**Text**:

So she connects me to Revere, and I repeat what happened.
“Which town are you in?” asks the Revere dispatcher.
“It’s Lynn Marsh Road. I don’t know which town exactly. It’s right on the line. I think it’s Revere.”
Then she asks for a landmark, and I don’t see one. Finally, she asks “are you near the lobster place?”
I turn around, and sure enough, there it is, about 500 feet down the road.
This bothered the Hell out of me. I know the area very well, and I know that Cataldo, the ambulance service Revere contracts with, is literally two minutes away. They are the ones who are going to get the call. I know this, and I’m not a cop. The dispatcher knows this too, so why the third degree about which town? I also know that both towns will respond to an accident on this road, so what gives? Maybe there’s an excellent reason beyond “We don’t want to spend the money and resources on an accident in someone else’s town,” which is all I can figure. But it doesn’t make sense.

**Your tasks**:
1 – Please summarize the account of the emergency call in two sentences.
2 – Write what comes next in the account of the emergency call, picking up after its final sentence.
The material after this account of the emergency call has no role in what you are asked to do.

**Dataset section**:
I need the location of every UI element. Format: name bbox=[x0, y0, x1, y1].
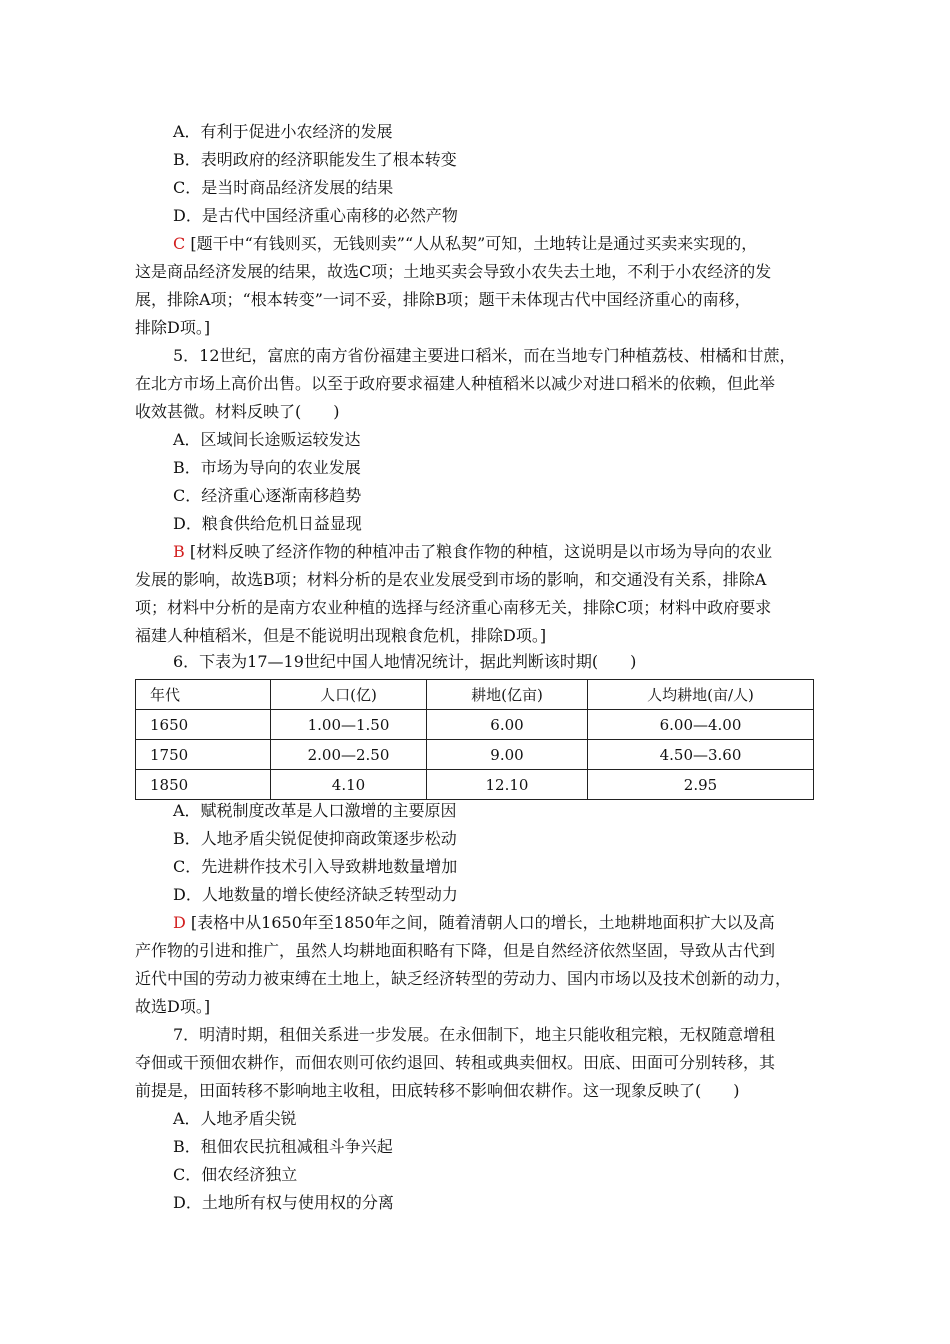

**Results of the exercise**:
1 – After being connected to the Revere dispatcher, the narrator could not say which town the accident on Lynn Marsh Road was in and had no landmark to offer until the dispatcher asked about the lobster place, which turned out to be about 500 feet down the road. This questioning bothered the narrator: Cataldo, the ambulance service Revere contracts with, is two minutes away, and both towns respond to accidents on that road, so the only explanation the narrator could think of was a reluctance to spend money and resources on an accident in another town.

2 –
Look, Revere’s one of those towns where everyone has a horror story about the cops, and I think overall that’s bullshit. I’ve never been harassed by the cops in Revere, and in the times when I have had to deal with them, they were really professional, even the older cops who some people have specifically told me are jerks. So I like the cops here. I couldn’t imagine the dispatcher I spoke with cares about which town picks up the tab for responding here. So what was the deal?